What is expected: Using the records below, report how many lines hold "Daily", with no extra text.

Input:
----------

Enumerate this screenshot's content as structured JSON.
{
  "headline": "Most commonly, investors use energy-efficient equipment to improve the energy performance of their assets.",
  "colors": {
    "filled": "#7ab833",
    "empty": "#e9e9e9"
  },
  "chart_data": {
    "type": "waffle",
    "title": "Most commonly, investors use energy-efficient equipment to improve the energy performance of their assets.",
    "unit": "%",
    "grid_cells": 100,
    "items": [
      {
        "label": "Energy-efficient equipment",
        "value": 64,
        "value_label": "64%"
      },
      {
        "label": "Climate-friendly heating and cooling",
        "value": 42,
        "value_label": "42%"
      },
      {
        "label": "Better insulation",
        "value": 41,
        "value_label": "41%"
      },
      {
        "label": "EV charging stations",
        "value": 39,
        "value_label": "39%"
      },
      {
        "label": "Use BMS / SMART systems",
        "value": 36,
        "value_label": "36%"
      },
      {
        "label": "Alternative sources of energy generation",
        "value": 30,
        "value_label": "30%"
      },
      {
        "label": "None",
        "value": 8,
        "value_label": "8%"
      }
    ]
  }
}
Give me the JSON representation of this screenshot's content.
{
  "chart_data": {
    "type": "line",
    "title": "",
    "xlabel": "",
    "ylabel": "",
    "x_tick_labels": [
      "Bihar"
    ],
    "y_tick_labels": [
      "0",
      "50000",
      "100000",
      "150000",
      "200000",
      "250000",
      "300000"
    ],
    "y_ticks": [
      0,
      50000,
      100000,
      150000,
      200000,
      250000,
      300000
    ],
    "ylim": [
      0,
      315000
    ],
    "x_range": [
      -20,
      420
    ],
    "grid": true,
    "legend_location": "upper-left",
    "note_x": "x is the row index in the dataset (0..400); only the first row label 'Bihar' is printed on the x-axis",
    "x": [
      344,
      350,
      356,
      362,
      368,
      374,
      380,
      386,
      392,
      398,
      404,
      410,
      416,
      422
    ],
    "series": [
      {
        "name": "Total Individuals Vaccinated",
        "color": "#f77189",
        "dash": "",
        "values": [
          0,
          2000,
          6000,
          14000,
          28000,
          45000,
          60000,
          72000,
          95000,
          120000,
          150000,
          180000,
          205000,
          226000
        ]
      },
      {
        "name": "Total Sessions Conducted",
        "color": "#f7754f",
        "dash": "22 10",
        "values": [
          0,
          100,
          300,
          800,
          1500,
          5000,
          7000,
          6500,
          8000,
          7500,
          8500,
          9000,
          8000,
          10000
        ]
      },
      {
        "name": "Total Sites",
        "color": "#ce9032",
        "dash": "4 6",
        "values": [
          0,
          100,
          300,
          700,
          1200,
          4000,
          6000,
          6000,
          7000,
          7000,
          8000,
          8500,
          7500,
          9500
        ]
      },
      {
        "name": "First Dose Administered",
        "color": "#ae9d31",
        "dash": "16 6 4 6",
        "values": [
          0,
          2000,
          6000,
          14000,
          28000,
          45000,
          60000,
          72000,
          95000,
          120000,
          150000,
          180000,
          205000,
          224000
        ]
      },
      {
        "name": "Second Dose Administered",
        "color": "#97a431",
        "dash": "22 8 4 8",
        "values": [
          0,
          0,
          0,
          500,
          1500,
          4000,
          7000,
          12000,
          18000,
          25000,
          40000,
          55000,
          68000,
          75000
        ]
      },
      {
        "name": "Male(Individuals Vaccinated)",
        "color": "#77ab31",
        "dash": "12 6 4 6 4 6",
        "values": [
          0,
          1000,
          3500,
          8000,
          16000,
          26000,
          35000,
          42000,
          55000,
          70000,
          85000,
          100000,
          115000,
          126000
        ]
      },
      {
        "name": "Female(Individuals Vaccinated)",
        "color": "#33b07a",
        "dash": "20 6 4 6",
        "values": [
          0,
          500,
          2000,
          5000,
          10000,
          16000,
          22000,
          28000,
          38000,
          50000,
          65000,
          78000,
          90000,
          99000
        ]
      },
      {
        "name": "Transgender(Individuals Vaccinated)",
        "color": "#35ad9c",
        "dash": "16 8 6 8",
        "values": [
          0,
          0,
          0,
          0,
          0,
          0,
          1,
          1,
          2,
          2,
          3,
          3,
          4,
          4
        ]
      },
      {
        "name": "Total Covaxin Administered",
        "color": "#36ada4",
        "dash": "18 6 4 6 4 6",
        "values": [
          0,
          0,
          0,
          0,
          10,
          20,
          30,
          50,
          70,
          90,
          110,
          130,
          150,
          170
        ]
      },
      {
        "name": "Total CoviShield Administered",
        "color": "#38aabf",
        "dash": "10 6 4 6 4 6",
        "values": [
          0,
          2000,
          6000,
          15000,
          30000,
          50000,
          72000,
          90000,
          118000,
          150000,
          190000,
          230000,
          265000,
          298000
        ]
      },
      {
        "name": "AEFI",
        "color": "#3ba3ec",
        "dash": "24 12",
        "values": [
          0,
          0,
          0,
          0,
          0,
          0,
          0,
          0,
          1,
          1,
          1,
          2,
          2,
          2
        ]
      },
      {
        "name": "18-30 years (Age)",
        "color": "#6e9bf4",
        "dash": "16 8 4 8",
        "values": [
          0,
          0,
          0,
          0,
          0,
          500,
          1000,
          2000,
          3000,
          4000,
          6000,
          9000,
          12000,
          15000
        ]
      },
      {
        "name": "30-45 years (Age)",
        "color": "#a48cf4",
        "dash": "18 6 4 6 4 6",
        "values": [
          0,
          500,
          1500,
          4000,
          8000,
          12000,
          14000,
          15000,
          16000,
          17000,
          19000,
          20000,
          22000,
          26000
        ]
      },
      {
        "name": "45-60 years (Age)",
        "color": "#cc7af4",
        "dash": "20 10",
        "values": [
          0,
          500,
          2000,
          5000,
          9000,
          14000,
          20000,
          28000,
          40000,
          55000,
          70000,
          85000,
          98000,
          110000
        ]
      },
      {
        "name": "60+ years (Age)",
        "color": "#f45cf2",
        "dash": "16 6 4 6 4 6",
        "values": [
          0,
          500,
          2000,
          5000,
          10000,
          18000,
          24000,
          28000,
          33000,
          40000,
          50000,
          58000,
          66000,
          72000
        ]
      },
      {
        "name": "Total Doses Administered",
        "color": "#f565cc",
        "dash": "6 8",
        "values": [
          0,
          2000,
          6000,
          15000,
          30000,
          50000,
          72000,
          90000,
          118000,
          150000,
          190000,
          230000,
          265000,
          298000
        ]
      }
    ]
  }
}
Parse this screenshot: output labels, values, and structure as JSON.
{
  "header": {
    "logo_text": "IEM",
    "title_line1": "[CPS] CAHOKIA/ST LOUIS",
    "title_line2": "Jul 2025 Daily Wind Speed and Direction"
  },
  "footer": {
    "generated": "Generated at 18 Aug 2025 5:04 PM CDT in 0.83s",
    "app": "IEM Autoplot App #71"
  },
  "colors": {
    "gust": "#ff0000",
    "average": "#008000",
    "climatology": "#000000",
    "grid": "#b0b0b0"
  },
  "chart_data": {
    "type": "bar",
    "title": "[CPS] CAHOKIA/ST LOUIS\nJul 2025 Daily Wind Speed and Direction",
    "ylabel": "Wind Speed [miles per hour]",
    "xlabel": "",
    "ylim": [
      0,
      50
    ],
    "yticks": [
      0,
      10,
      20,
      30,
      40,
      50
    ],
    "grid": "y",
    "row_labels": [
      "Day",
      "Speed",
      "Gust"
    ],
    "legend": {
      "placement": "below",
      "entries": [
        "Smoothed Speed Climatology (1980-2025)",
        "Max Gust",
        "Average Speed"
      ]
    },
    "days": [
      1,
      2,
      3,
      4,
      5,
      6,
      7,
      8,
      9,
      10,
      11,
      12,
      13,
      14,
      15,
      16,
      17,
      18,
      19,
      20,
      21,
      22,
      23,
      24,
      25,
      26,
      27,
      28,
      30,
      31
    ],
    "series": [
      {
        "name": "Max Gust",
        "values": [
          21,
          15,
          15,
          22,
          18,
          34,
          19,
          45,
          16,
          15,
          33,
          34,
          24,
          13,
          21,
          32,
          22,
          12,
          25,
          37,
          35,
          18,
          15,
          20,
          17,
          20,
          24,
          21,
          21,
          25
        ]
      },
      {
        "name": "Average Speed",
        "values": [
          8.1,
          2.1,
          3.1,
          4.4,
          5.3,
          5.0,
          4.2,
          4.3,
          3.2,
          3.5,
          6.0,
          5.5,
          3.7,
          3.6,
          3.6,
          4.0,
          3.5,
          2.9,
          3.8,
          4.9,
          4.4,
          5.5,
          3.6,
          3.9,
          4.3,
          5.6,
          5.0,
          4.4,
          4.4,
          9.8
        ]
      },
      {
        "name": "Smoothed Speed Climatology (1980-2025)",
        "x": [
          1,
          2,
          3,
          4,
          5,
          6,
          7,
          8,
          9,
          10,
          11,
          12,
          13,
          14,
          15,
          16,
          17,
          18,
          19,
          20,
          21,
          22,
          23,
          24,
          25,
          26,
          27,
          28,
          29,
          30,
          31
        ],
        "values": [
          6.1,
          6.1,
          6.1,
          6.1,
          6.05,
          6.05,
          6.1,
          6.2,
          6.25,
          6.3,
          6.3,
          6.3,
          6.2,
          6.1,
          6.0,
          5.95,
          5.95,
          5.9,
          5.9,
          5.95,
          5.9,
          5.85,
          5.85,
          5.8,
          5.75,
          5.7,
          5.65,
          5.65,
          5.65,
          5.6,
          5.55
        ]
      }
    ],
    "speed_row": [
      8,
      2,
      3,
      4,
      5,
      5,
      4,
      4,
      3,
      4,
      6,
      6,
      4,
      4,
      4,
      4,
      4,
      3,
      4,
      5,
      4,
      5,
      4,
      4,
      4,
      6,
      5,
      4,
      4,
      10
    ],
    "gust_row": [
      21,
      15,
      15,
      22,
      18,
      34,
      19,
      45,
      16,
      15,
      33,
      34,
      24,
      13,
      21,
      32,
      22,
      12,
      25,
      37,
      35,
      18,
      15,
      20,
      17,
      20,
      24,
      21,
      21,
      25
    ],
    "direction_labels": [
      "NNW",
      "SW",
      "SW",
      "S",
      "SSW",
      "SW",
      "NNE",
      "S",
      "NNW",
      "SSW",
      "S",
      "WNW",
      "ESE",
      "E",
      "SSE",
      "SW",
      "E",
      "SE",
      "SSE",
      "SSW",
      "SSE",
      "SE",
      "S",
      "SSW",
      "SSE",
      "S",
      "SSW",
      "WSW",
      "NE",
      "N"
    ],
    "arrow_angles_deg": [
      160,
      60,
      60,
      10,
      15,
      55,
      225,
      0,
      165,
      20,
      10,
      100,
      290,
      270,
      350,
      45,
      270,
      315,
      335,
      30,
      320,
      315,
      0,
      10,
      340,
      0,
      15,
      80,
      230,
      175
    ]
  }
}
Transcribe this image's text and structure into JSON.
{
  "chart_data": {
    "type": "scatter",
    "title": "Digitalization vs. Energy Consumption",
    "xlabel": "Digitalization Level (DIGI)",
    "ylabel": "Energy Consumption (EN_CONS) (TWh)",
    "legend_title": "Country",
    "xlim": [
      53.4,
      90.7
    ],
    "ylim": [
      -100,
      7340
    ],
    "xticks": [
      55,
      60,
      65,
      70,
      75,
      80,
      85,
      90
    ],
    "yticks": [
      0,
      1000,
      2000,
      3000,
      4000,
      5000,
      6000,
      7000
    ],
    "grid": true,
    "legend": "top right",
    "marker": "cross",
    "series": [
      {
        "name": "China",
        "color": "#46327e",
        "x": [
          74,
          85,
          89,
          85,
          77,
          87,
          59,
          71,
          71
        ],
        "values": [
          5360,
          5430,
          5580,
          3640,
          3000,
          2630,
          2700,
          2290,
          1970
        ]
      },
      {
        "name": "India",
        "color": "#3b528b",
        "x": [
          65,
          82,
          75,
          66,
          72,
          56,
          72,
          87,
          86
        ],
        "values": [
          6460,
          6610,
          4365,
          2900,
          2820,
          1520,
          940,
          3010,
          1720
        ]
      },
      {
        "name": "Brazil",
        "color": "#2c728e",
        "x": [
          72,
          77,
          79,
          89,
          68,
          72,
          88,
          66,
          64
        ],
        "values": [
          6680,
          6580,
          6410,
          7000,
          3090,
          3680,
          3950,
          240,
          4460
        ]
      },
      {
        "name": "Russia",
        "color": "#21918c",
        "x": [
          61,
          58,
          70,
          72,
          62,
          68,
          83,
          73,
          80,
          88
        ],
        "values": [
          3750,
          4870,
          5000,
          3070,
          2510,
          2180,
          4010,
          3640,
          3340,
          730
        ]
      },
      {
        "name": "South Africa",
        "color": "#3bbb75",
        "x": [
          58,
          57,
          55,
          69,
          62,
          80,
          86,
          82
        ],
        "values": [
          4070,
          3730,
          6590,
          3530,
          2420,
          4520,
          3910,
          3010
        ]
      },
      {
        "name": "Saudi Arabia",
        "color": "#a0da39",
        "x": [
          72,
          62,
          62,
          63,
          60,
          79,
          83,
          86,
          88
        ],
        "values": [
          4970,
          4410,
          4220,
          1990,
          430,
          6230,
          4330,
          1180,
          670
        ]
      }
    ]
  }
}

----------

Exercise result: 2